**TASK INSTRUCTIONS:** Repeat the listing that follows, character for character, minus the pictures.

>>>

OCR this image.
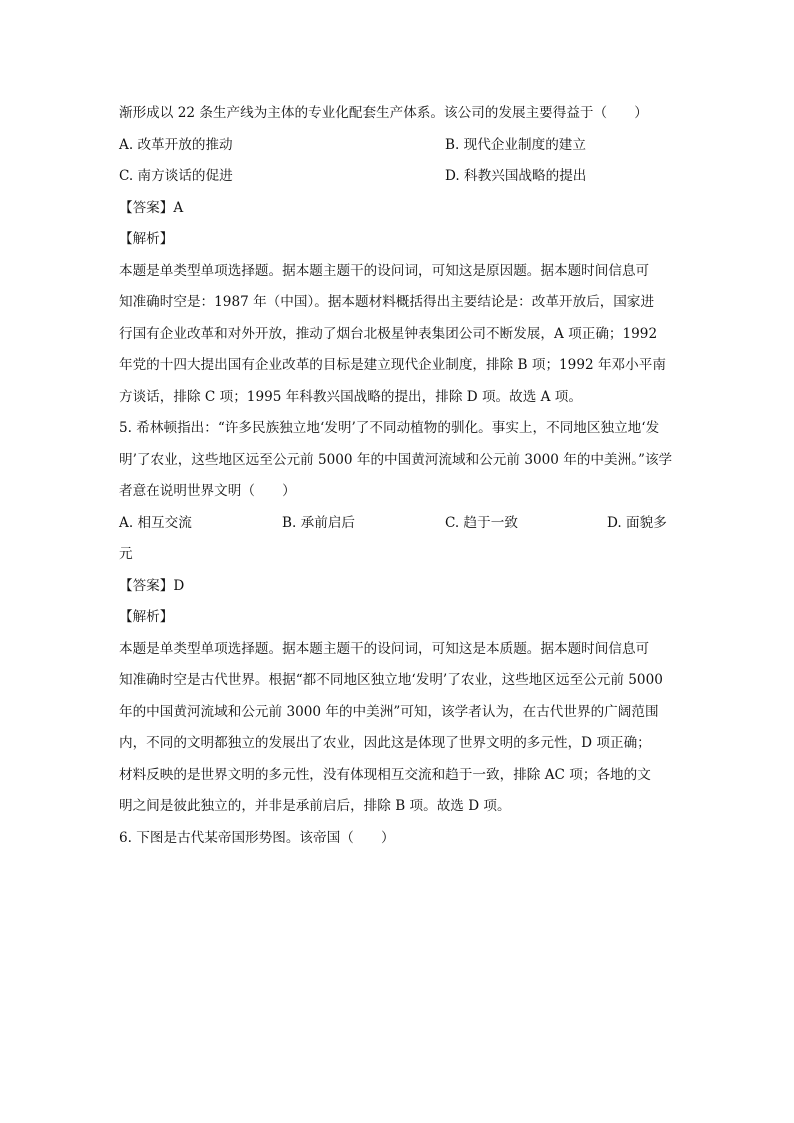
渐形成以 22 条生产线为主体的专业化配套生产体系。该公司的发展主要得益于（　　）
A. 改革开放的推动	B. 现代企业制度的建立
C. 南方谈话的促进	D. 科教兴国战略的提出
【答案】A
【解析】
本题是单类型单项选择题。据本题主题干的设问词，可知这是原因题。据本题时间信息可
知准确时空是：1987 年（中国）。据本题材料概括得出主要结论是：改革开放后，国家进
行国有企业改革和对外开放，推动了烟台北极星钟表集团公司不断发展，A 项正确；1992
年党的十四大提出国有企业改革的目标是建立现代企业制度，排除 B 项；1992 年邓小平南
方谈话，排除 C 项；1995 年科教兴国战略的提出，排除 D 项。故选 A 项。
5. 希林顿指出：“许多民族独立地‘发明’了不同动植物的驯化。事实上，不同地区独立地‘发
明’了农业，这些地区远至公元前 5000 年的中国黄河流域和公元前 3000 年的中美洲。”该学
者意在说明世界文明（　　）
A. 相互交流	B. 承前启后	C. 趋于一致	D. 面貌多
元
【答案】D
【解析】
本题是单类型单项选择题。据本题主题干的设问词，可知这是本质题。据本题时间信息可
知准确时空是古代世界。根据“都不同地区独立地‘发明’了农业，这些地区远至公元前 5000
年的中国黄河流域和公元前 3000 年的中美洲”可知，该学者认为，在古代世界的广阔范围
内，不同的文明都独立的发展出了农业，因此这是体现了世界文明的多元性，D 项正确；
材料反映的是世界文明的多元性，没有体现相互交流和趋于一致，排除 AC 项；各地的文
明之间是彼此独立的，并非是承前启后，排除 B 项。故选 D 项。
6. 下图是古代某帝国形势图。该帝国（　　）
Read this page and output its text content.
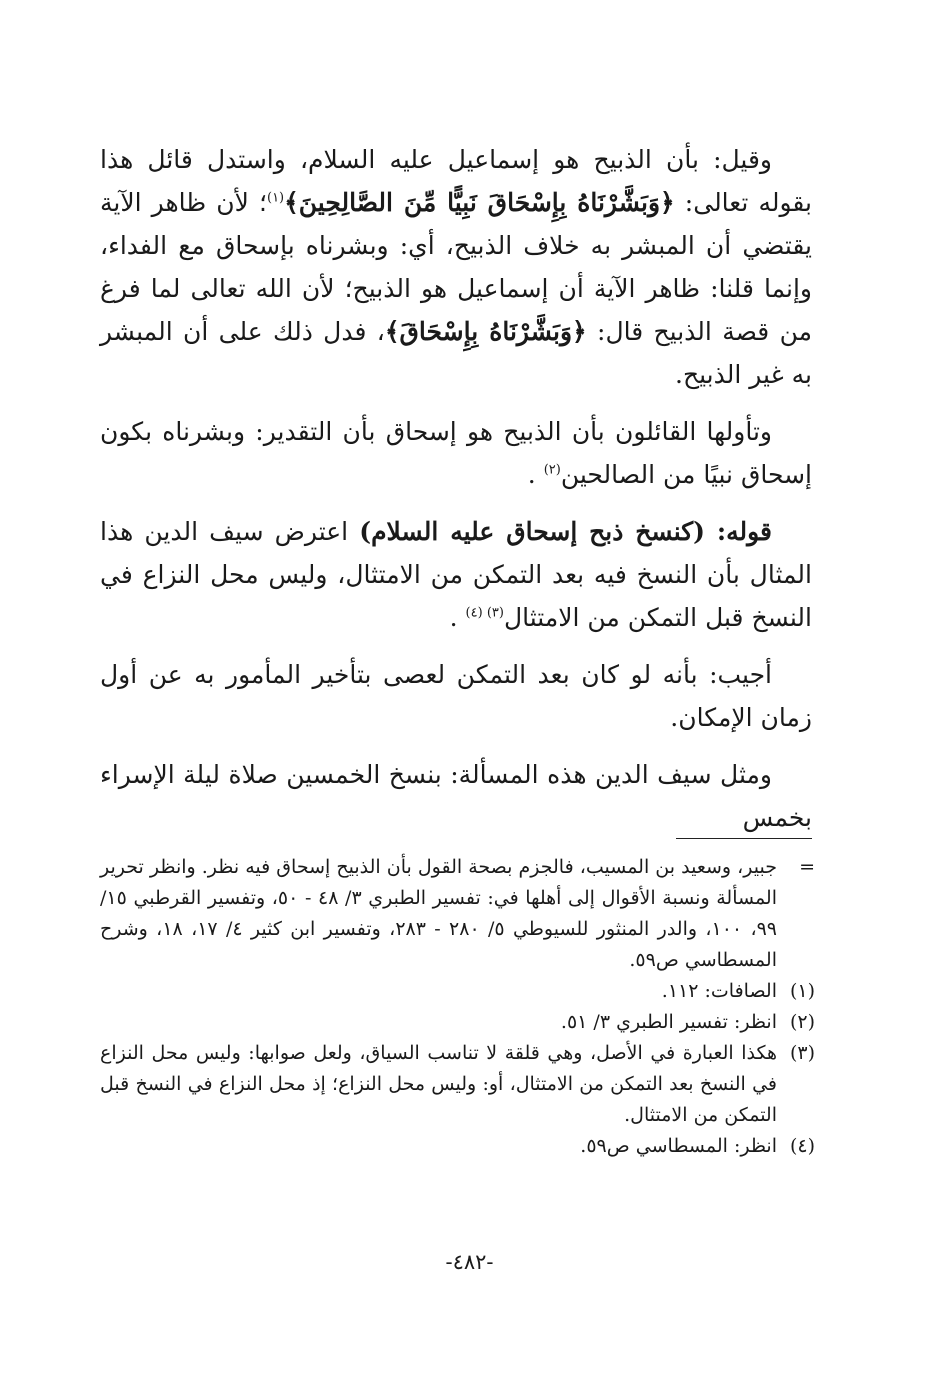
وقيل: بأن الذبيح هو إسماعيل عليه السلام، واستدل قائل هذا بقوله تعالى: ﴿وَبَشَّرْنَاهُ بِإِسْحَاقَ نَبِيًّا مِّنَ الصَّالِحِينَ﴾$^{(١)}$؛ لأن ظاهر الآية يقتضي أن المبشر به خلاف الذبيح، أي: وبشرناه بإسحاق مع الفداء، وإنما قلنا: ظاهر الآية أن إسماعيل هو الذبيح؛ لأن الله تعالى لما فرغ من قصة الذبيح قال: ﴿وَبَشَّرْنَاهُ بِإِسْحَاقَ﴾، فدل ذلك على أن المبشر به غير الذبيح.

وتأولها القائلون بأن الذبيح هو إسحاق بأن التقدير: وبشرناه بكون إسحاق نبيًا من الصالحين$^{(٢)}$ .

قوله: (كنسخ ذبح إسحاق عليه السلام) اعترض سيف الدين هذا المثال بأن النسخ فيه بعد التمكن من الامتثال، وليس محل النزاع في النسخ قبل التمكن من الامتثال$^{(٣) (٤)}$ .

أجيب: بأنه لو كان بعد التمكن لعصى بتأخير المأمور به عن أول زمان الإمكان.

ومثل سيف الدين هذه المسألة: بنسخ الخمسين صلاة ليلة الإسراء بخمس

=
جبير، وسعيد بن المسيب، فالجزم بصحة القول بأن الذبيح إسحاق فيه نظر. وانظر تحرير المسألة ونسبة الأقوال إلى أهلها في: تفسير الطبري ٣/ ٤٨ - ٥٠، وتفسير القرطبي ١٥/ ٩٩، ١٠٠، والدر المنثور للسيوطي ٥/ ٢٨٠ - ٢٨٣، وتفسير ابن كثير ٤/ ١٧، ١٨، وشرح المسطاسي ص٥٩.
(١)
الصافات: ١١٢.
(٢)
انظر: تفسير الطبري ٣/ ٥١.
(٣)
هكذا العبارة في الأصل، وهي قلقة لا تناسب السياق، ولعل صوابها: وليس محل النزاع في النسخ بعد التمكن من الامتثال، أو: وليس محل النزاع؛ إذ محل النزاع في النسخ قبل التمكن من الامتثال.
(٤)
انظر: المسطاسي ص٥٩.
-٤٨٢-
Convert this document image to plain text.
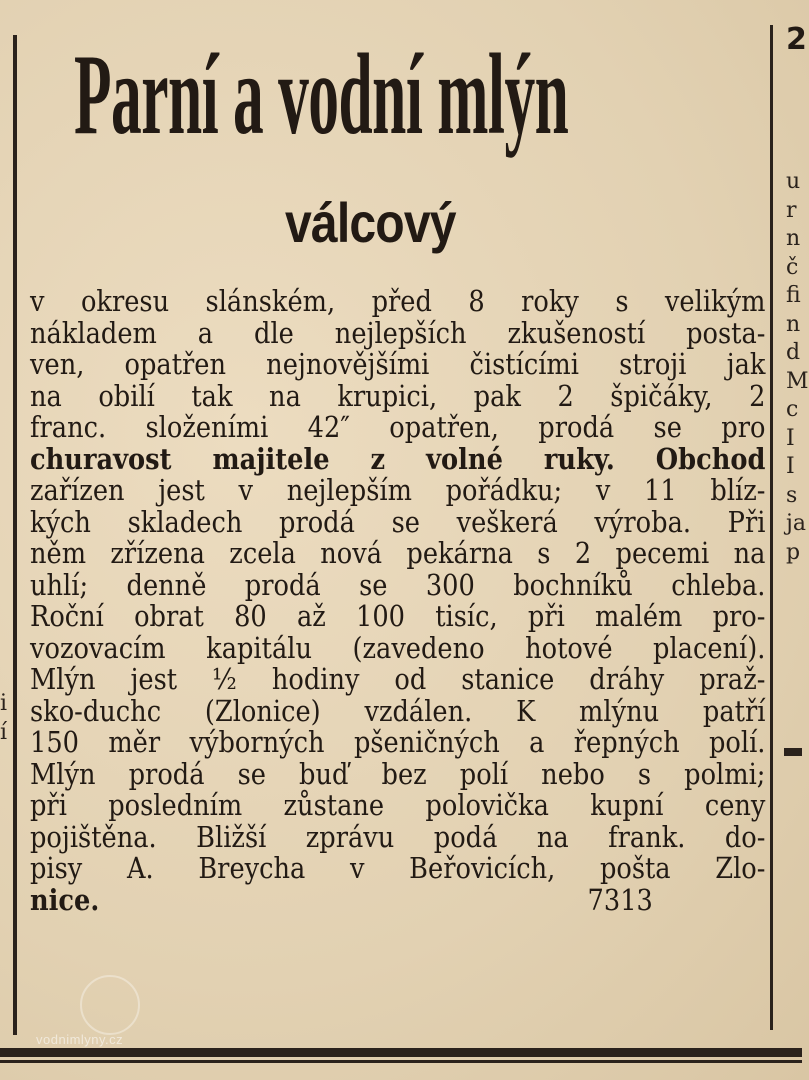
2
Parní a vodní mlýn
válcový
v okresu slánském, před 8 roky s velikým
nákladem a dle nejlepších zkušeností posta-
ven, opatřen nejnovějšími čistícími stroji jak
na obilí tak na krupici, pak 2 špičáky, 2
franc. složeními 42″ opatřen, prodá se pro
churavost majitele z volné ruky. Obchod
zařízen jest v nejlepším pořádku; v 11 blíz-
kých skladech prodá se veškerá výroba. Při
něm zřízena zcela nová pekárna s 2 pecemi na
uhlí; denně prodá se 300 bochníků chleba.
Roční obrat 80 až 100 tisíc, při malém pro-
vozovacím kapitálu (zavedeno hotové placení).
Mlýn jest ½ hodiny od stanice dráhy praž-
sko-duchc (Zlonice) vzdálen. K mlýnu patří
150 měr výborných pšeničných a řepných polí.
Mlýn prodá se buď bez polí nebo s polmi;
při posledním zůstane polovička kupní ceny
pojištěna. Bližší zprávu podá na frank. do-
pisy A. Breycha v Beřovicích, pošta Zlo-
nice.	7313
u
r
n
č
fi
n
d
M
c
I
I
s
ja
p
i
í
vodnimlyny.cz
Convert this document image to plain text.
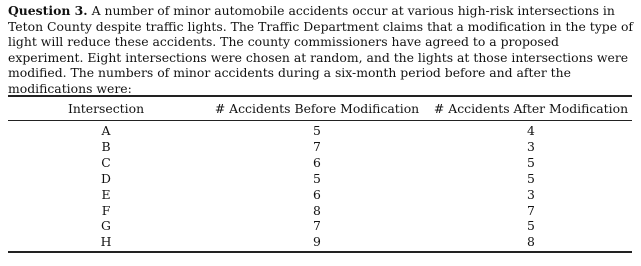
Question 3. A number of minor automobile accidents occur at various high-risk intersections in Teton County despite traffic lights. The Traffic Department claims that a modification in the type of light will reduce these accidents. The county commissioners have agreed to a proposed experiment. Eight intersections were chosen at random, and the lights at those intersections were modified. The numbers of minor accidents during a six-month period before and after the modifications were:

Intersection	# Accidents Before Modification	# Accidents After Modification
A	5	4
B	7	3
C	6	5
D	5	5
E	6	3
F	8	7
G	7	5
H	9	8
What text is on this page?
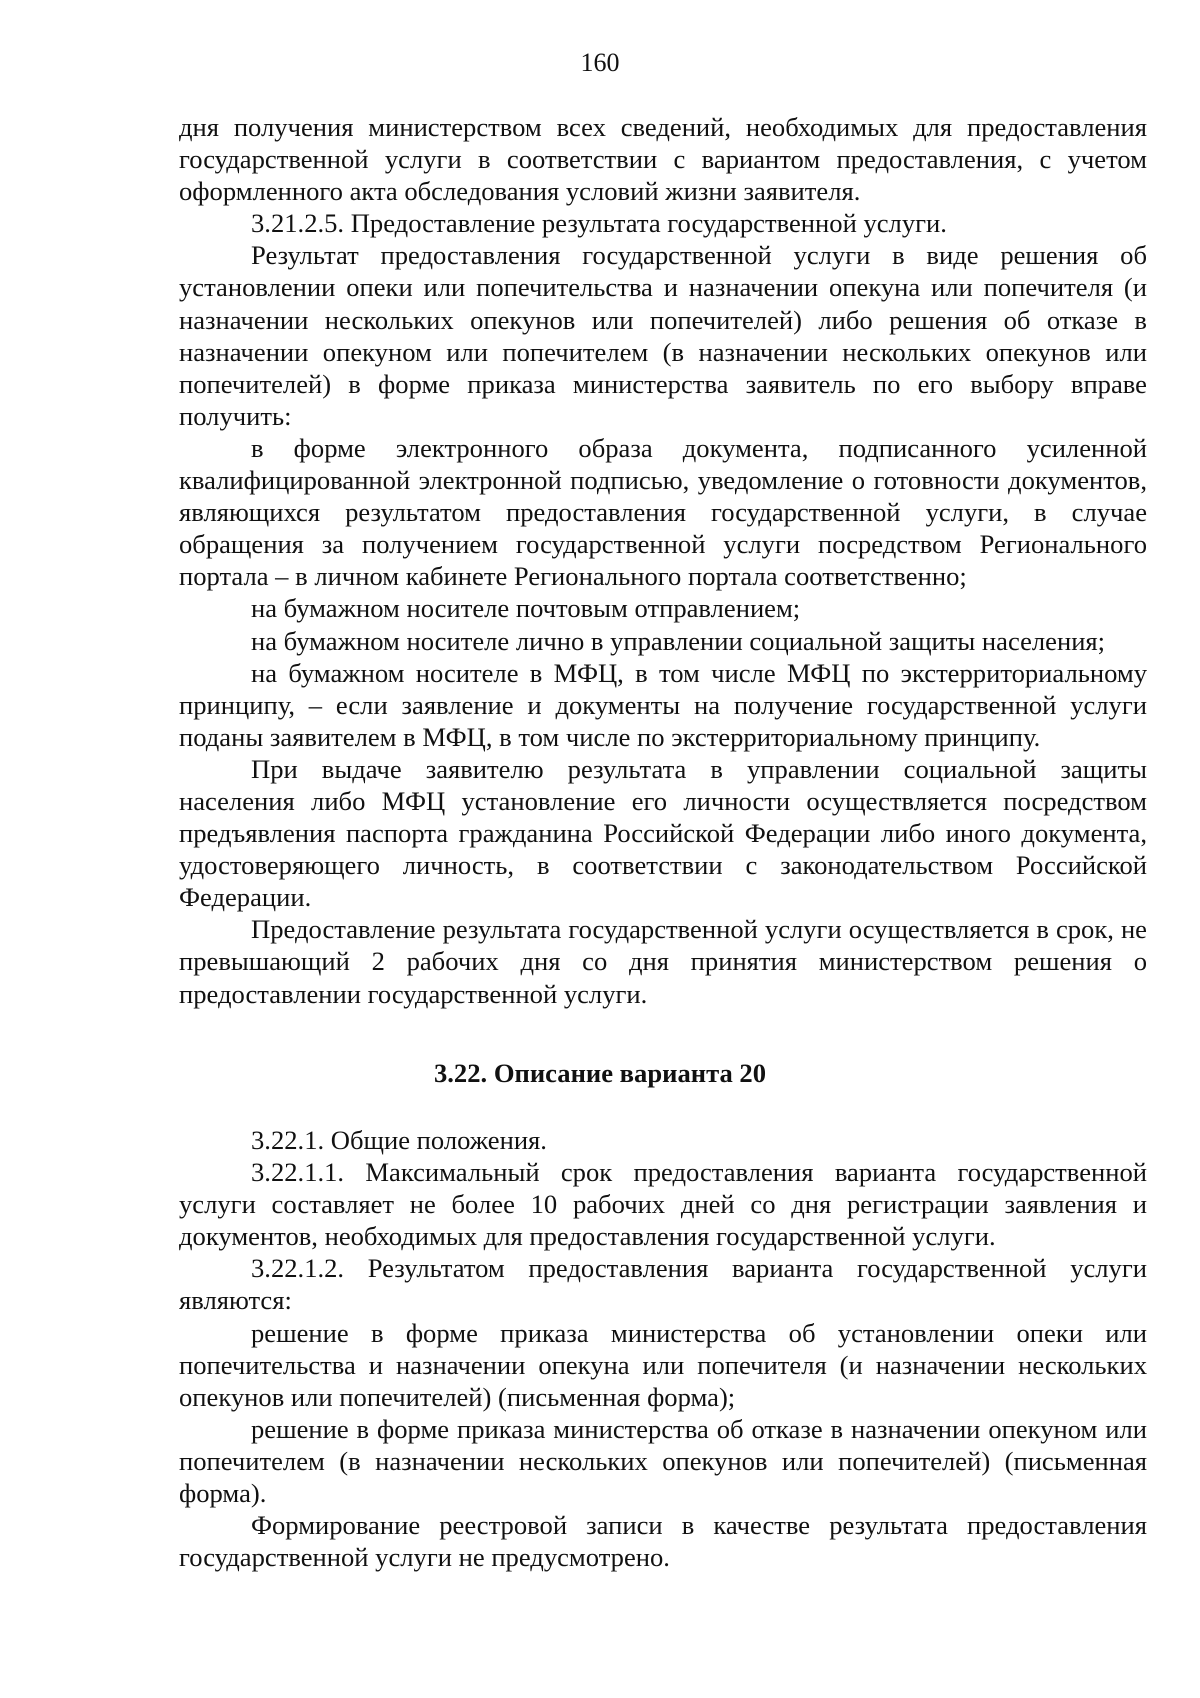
160

дня получения министерством всех сведений, необходимых для предоставления государственной услуги в соответствии с вариантом предоставления, с учетом оформленного акта обследования условий жизни заявителя.

3.21.2.5. Предоставление результата государственной услуги.

Результат предоставления государственной услуги в виде решения об установлении опеки или попечительства и назначении опекуна или попечителя (и назначении нескольких опекунов или попечителей) либо решения об отказе в назначении опекуном или попечителем (в назначении нескольких опекунов или попечителей) в форме приказа министерства заявитель по его выбору вправе получить:

в форме электронного образа документа, подписанного усиленной квалифицированной электронной подписью, уведомление о готовности документов, являющихся результатом предоставления государственной услуги, в случае обращения за получением государственной услуги посредством Регионального портала – в личном кабинете Регионального портала соответственно;

на бумажном носителе почтовым отправлением;

на бумажном носителе лично в управлении социальной защиты населения;

на бумажном носителе в МФЦ, в том числе МФЦ по экстерриториальному принципу, – если заявление и документы на получение государственной услуги поданы заявителем в МФЦ, в том числе по экстерриториальному принципу.

При выдаче заявителю результата в управлении социальной защиты населения либо МФЦ установление его личности осуществляется посредством предъявления паспорта гражданина Российской Федерации либо иного документа, удостоверяющего личность, в соответствии с законодательством Российской Федерации.

Предоставление результата государственной услуги осуществляется в срок, не превышающий 2 рабочих дня со дня принятия министерством решения о предоставлении государственной услуги.

3.22. Описание варианта 20

3.22.1. Общие положения.

3.22.1.1. Максимальный срок предоставления варианта государственной услуги составляет не более 10 рабочих дней со дня регистрации заявления и документов, необходимых для предоставления государственной услуги.

3.22.1.2. Результатом предоставления варианта государственной услуги являются:

решение в форме приказа министерства об установлении опеки или попечительства и назначении опекуна или попечителя (и назначении нескольких опекунов или попечителей) (письменная форма);

решение в форме приказа министерства об отказе в назначении опекуном или попечителем (в назначении нескольких опекунов или попечителей) (письменная форма).

Формирование реестровой записи в качестве результата предоставления государственной услуги не предусмотрено.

<<<

**CORRECT OUTPUT:**
OCR this image.
渐形成以 22 条生产线为主体的专业化配套生产体系。该公司的发展主要得益于（　　）
A. 改革开放的推动	B. 现代企业制度的建立
C. 南方谈话的促进	D. 科教兴国战略的提出
【答案】A
【解析】
本题是单类型单项选择题。据本题主题干的设问词，可知这是原因题。据本题时间信息可
知准确时空是：1987 年（中国）。据本题材料概括得出主要结论是：改革开放后，国家进
行国有企业改革和对外开放，推动了烟台北极星钟表集团公司不断发展，A 项正确；1992
年党的十四大提出国有企业改革的目标是建立现代企业制度，排除 B 项；1992 年邓小平南
方谈话，排除 C 项；1995 年科教兴国战略的提出，排除 D 项。故选 A 项。
5. 希林顿指出：“许多民族独立地‘发明’了不同动植物的驯化。事实上，不同地区独立地‘发
明’了农业，这些地区远至公元前 5000 年的中国黄河流域和公元前 3000 年的中美洲。”该学
者意在说明世界文明（　　）
A. 相互交流	B. 承前启后	C. 趋于一致	D. 面貌多
元
【答案】D
【解析】
本题是单类型单项选择题。据本题主题干的设问词，可知这是本质题。据本题时间信息可
知准确时空是古代世界。根据“都不同地区独立地‘发明’了农业，这些地区远至公元前 5000
年的中国黄河流域和公元前 3000 年的中美洲”可知，该学者认为，在古代世界的广阔范围
内，不同的文明都独立的发展出了农业，因此这是体现了世界文明的多元性，D 项正确；
材料反映的是世界文明的多元性，没有体现相互交流和趋于一致，排除 AC 项；各地的文
明之间是彼此独立的，并非是承前启后，排除 B 项。故选 D 项。
6. 下图是古代某帝国形势图。该帝国（　　）
Read this page and output its text content.
وقيل: بأن الذبيح هو إسماعيل عليه السلام، واستدل قائل هذا بقوله تعالى: ﴿وَبَشَّرْنَاهُ بِإِسْحَاقَ نَبِيًّا مِّنَ الصَّالِحِينَ﴾$^{(١)}$؛ لأن ظاهر الآية يقتضي أن المبشر به خلاف الذبيح، أي: وبشرناه بإسحاق مع الفداء، وإنما قلنا: ظاهر الآية أن إسماعيل هو الذبيح؛ لأن الله تعالى لما فرغ من قصة الذبيح قال: ﴿وَبَشَّرْنَاهُ بِإِسْحَاقَ﴾، فدل ذلك على أن المبشر به غير الذبيح.

وتأولها القائلون بأن الذبيح هو إسحاق بأن التقدير: وبشرناه بكون إسحاق نبيًا من الصالحين$^{(٢)}$ .

قوله: (كنسخ ذبح إسحاق عليه السلام) اعترض سيف الدين هذا المثال بأن النسخ فيه بعد التمكن من الامتثال، وليس محل النزاع في النسخ قبل التمكن من الامتثال$^{(٣) (٤)}$ .

أجيب: بأنه لو كان بعد التمكن لعصى بتأخير المأمور به عن أول زمان الإمكان.

ومثل سيف الدين هذه المسألة: بنسخ الخمسين صلاة ليلة الإسراء بخمس

=
جبير، وسعيد بن المسيب، فالجزم بصحة القول بأن الذبيح إسحاق فيه نظر. وانظر تحرير المسألة ونسبة الأقوال إلى أهلها في: تفسير الطبري ٣/ ٤٨ - ٥٠، وتفسير القرطبي ١٥/ ٩٩، ١٠٠، والدر المنثور للسيوطي ٥/ ٢٨٠ - ٢٨٣، وتفسير ابن كثير ٤/ ١٧، ١٨، وشرح المسطاسي ص٥٩.
(١)
الصافات: ١١٢.
(٢)
انظر: تفسير الطبري ٣/ ٥١.
(٣)
هكذا العبارة في الأصل، وهي قلقة لا تناسب السياق، ولعل صوابها: وليس محل النزاع في النسخ بعد التمكن من الامتثال، أو: وليس محل النزاع؛ إذ محل النزاع في النسخ قبل التمكن من الامتثال.
(٤)
انظر: المسطاسي ص٥٩.
-٤٨٢-
Convert this document image to plain text.
2
Parní a vodní mlýn
válcový
v okresu slánském, před 8 roky s velikým
nákladem a dle nejlepších zkušeností posta-
ven, opatřen nejnovějšími čistícími stroji jak
na obilí tak na krupici, pak 2 špičáky, 2
franc. složeními 42″ opatřen, prodá se pro
churavost majitele z volné ruky. Obchod
zařízen jest v nejlepším pořádku; v 11 blíz-
kých skladech prodá se veškerá výroba. Při
něm zřízena zcela nová pekárna s 2 pecemi na
uhlí; denně prodá se 300 bochníků chleba.
Roční obrat 80 až 100 tisíc, při malém pro-
vozovacím kapitálu (zavedeno hotové placení).
Mlýn jest ½ hodiny od stanice dráhy praž-
sko-duchc (Zlonice) vzdálen. K mlýnu patří
150 měr výborných pšeničných a řepných polí.
Mlýn prodá se buď bez polí nebo s polmi;
při posledním zůstane polovička kupní ceny
pojištěna. Bližší zprávu podá na frank. do-
pisy A. Breycha v Beřovicích, pošta Zlo-
nice.	7313
u
r
n
č
fi
n
d
M
c
I
I
s
ja
p
i
í
vodnimlyny.cz
Convert this document image to plain text.
Question 3. A number of minor automobile accidents occur at various high-risk intersections in Teton County despite traffic lights. The Traffic Department claims that a modification in the type of light will reduce these accidents. The county commissioners have agreed to a proposed experiment. Eight intersections were chosen at random, and the lights at those intersections were modified. The numbers of minor accidents during a six-month period before and after the modifications were:

Intersection	# Accidents Before Modification	# Accidents After Modification
A	5	4
B	7	3
C	6	5
D	5	5
E	6	3
F	8	7
G	7	5
H	9	8
What text is on this page?
160

дня получения министерством всех сведений, необходимых для предоставления государственной услуги в соответствии с вариантом предоставления, с учетом оформленного акта обследования условий жизни заявителя.

3.21.2.5. Предоставление результата государственной услуги.

Результат предоставления государственной услуги в виде решения об установлении опеки или попечительства и назначении опекуна или попечителя (и назначении нескольких опекунов или попечителей) либо решения об отказе в назначении опекуном или попечителем (в назначении нескольких опекунов или попечителей) в форме приказа министерства заявитель по его выбору вправе получить:

в форме электронного образа документа, подписанного усиленной квалифицированной электронной подписью, уведомление о готовности документов, являющихся результатом предоставления государственной услуги, в случае обращения за получением государственной услуги посредством Регионального портала – в личном кабинете Регионального портала соответственно;

на бумажном носителе почтовым отправлением;

на бумажном носителе лично в управлении социальной защиты населения;

на бумажном носителе в МФЦ, в том числе МФЦ по экстерриториальному принципу, – если заявление и документы на получение государственной услуги поданы заявителем в МФЦ, в том числе по экстерриториальному принципу.

При выдаче заявителю результата в управлении социальной защиты населения либо МФЦ установление его личности осуществляется посредством предъявления паспорта гражданина Российской Федерации либо иного документа, удостоверяющего личность, в соответствии с законодательством Российской Федерации.

Предоставление результата государственной услуги осуществляется в срок, не превышающий 2 рабочих дня со дня принятия министерством решения о предоставлении государственной услуги.

3.22. Описание варианта 20

3.22.1. Общие положения.

3.22.1.1. Максимальный срок предоставления варианта государственной услуги составляет не более 10 рабочих дней со дня регистрации заявления и документов, необходимых для предоставления государственной услуги.

3.22.1.2. Результатом предоставления варианта государственной услуги являются:

решение в форме приказа министерства об установлении опеки или попечительства и назначении опекуна или попечителя (и назначении нескольких опекунов или попечителей) (письменная форма);

решение в форме приказа министерства об отказе в назначении опекуном или попечителем (в назначении нескольких опекунов или попечителей) (письменная форма).

Формирование реестровой записи в качестве результата предоставления государственной услуги не предусмотрено.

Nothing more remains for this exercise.